### To do
Reproduce each line of the listing exactly.

Dataset items:
>> Start
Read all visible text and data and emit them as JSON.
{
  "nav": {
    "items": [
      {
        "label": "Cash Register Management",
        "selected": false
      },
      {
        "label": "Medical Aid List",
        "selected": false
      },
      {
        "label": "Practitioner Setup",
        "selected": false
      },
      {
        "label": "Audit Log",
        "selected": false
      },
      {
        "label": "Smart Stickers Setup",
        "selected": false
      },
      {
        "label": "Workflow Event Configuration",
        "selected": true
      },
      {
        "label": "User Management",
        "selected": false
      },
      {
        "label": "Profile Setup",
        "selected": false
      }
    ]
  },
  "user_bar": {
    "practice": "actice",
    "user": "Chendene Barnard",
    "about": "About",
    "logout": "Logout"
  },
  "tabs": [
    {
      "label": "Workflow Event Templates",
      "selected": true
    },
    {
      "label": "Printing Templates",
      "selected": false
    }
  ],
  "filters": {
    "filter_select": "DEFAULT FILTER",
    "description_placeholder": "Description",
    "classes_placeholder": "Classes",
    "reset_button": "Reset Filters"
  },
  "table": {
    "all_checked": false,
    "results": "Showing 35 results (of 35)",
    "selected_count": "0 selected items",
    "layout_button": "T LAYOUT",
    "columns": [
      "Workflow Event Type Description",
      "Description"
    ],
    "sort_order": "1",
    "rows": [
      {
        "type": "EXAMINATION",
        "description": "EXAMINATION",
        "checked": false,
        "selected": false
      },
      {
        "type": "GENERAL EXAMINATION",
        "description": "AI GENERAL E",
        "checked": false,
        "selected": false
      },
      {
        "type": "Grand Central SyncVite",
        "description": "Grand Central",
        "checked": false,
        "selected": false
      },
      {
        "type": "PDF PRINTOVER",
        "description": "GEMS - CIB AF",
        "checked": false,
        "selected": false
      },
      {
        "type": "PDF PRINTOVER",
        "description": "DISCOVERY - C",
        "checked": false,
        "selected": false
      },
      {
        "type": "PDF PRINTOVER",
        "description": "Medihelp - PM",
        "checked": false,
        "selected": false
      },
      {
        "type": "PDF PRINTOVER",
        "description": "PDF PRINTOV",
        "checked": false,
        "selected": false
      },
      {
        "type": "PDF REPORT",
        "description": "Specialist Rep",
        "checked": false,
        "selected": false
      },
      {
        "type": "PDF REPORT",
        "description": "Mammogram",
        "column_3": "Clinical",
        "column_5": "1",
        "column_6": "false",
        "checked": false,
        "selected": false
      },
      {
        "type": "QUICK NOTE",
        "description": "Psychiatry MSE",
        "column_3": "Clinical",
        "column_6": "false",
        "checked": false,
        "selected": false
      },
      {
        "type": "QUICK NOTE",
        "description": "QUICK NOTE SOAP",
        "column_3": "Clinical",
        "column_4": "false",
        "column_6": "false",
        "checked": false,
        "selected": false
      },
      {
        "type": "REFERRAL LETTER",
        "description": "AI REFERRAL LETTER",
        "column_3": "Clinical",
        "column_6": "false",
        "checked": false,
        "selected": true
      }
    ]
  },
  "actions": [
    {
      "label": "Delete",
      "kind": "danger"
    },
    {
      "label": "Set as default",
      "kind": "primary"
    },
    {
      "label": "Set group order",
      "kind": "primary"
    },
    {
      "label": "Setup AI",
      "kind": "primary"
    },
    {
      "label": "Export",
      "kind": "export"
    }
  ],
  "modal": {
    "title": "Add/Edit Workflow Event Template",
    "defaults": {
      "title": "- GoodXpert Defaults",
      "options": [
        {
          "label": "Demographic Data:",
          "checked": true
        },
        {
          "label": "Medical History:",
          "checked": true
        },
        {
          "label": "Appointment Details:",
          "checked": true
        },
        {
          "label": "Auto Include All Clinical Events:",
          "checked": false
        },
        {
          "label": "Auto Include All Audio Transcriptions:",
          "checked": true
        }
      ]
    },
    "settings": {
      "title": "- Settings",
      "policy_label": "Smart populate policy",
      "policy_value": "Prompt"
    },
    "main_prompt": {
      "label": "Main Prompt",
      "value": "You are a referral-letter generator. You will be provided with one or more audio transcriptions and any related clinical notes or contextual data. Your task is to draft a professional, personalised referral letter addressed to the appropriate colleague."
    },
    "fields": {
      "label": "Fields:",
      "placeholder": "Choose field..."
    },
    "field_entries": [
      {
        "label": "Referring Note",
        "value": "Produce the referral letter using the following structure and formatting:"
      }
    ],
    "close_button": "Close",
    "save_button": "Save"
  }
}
>> End
### Exercise solution
Read all visible text and data and emit them as JSON.
{
  "nav": {
    "items": [
      {
        "label": "Cash Register Management",
        "selected": false
      },
      {
        "label": "Medical Aid List",
        "selected": false
      },
      {
        "label": "Practitioner Setup",
        "selected": false
      },
      {
        "label": "Audit Log",
        "selected": false
      },
      {
        "label": "Smart Stickers Setup",
        "selected": false
      },
      {
        "label": "Workflow Event Configuration",
        "selected": true
      },
      {
        "label": "User Management",
        "selected": false
      },
      {
        "label": "Profile Setup",
        "selected": false
      }
    ]
  },
  "user_bar": {
    "practice": "actice",
    "user": "Chendene Barnard",
    "about": "About",
    "logout": "Logout"
  },
  "tabs": [
    {
      "label": "Workflow Event Templates",
      "selected": true
    },
    {
      "label": "Printing Templates",
      "selected": false
    }
  ],
  "filters": {
    "filter_select": "DEFAULT FILTER",
    "description_placeholder": "Description",
    "classes_placeholder": "Classes",
    "reset_button": "Reset Filters"
  },
  "table": {
    "all_checked": false,
    "results": "Showing 35 results (of 35)",
    "selected_count": "0 selected items",
    "layout_button": "T LAYOUT",
    "columns": [
      "Workflow Event Type Description",
      "Description"
    ],
    "sort_order": "1",
    "rows": [
      {
        "type": "EXAMINATION",
        "description": "EXAMINATION",
        "checked": false,
        "selected": false
      },
      {
        "type": "GENERAL EXAMINATION",
        "description": "AI GENERAL E",
        "checked": false,
        "selected": false
      },
      {
        "type": "Grand Central SyncVite",
        "description": "Grand Central",
        "checked": false,
        "selected": false
      },
      {
        "type": "PDF PRINTOVER",
        "description": "GEMS - CIB AF",
        "checked": false,
        "selected": false
      },
      {
        "type": "PDF PRINTOVER",
        "description": "DISCOVERY - C",
        "checked": false,
        "selected": false
      },
      {
        "type": "PDF PRINTOVER",
        "description": "Medihelp - PM",
        "checked": false,
        "selected": false
      },
      {
        "type": "PDF PRINTOVER",
        "description": "PDF PRINTOV",
        "checked": false,
        "selected": false
      },
      {
        "type": "PDF REPORT",
        "description": "Specialist Rep",
        "checked": false,
        "selected": false
      },
      {
        "type": "PDF REPORT",
        "description": "Mammogram",
        "column_3": "Clinical",
        "column_5": "1",
        "column_6": "false",
        "checked": false,
        "selected": false
      },
      {
        "type": "QUICK NOTE",
        "description": "Psychiatry MSE",
        "column_3": "Clinical",
        "column_6": "false",
        "checked": false,
        "selected": false
      },
      {
        "type": "QUICK NOTE",
        "description": "QUICK NOTE SOAP",
        "column_3": "Clinical",
        "column_4": "false",
        "column_6": "false",
        "checked": false,
        "selected": false
      },
      {
        "type": "REFERRAL LETTER",
        "description": "AI REFERRAL LETTER",
        "column_3": "Clinical",
        "column_6": "false",
        "checked": false,
        "selected": true
      }
    ]
  },
  "actions": [
    {
      "label": "Delete",
      "kind": "danger"
    },
    {
      "label": "Set as default",
      "kind": "primary"
    },
    {
      "label": "Set group order",
      "kind": "primary"
    },
    {
      "label": "Setup AI",
      "kind": "primary"
    },
    {
      "label": "Export",
      "kind": "export"
    }
  ],
  "modal": {
    "title": "Add/Edit Workflow Event Template",
    "defaults": {
      "title": "- GoodXpert Defaults",
      "options": [
        {
          "label": "Demographic Data:",
          "checked": true
        },
        {
          "label": "Medical History:",
          "checked": true
        },
        {
          "label": "Appointment Details:",
          "checked": true
        },
        {
          "label": "Auto Include All Clinical Events:",
          "checked": false
        },
        {
          "label": "Auto Include All Audio Transcriptions:",
          "checked": true
        }
      ]
    },
    "settings": {
      "title": "- Settings",
      "policy_label": "Smart populate policy",
      "policy_value": "Prompt"
    },
    "main_prompt": {
      "label": "Main Prompt",
      "value": "You are a referral-letter generator. You will be provided with one or more audio transcriptions and any related clinical notes or contextual data. Your task is to draft a professional, personalised referral letter addressed to the appropriate colleague."
    },
    "fields": {
      "label": "Fields:",
      "placeholder": "Choose field..."
    },
    "field_entries": [
      {
        "label": "Referring Note",
        "value": "Produce the referral letter using the following structure and formatting:"
      }
    ],
    "close_button": "Close",
    "save_button": "Save"
  }
}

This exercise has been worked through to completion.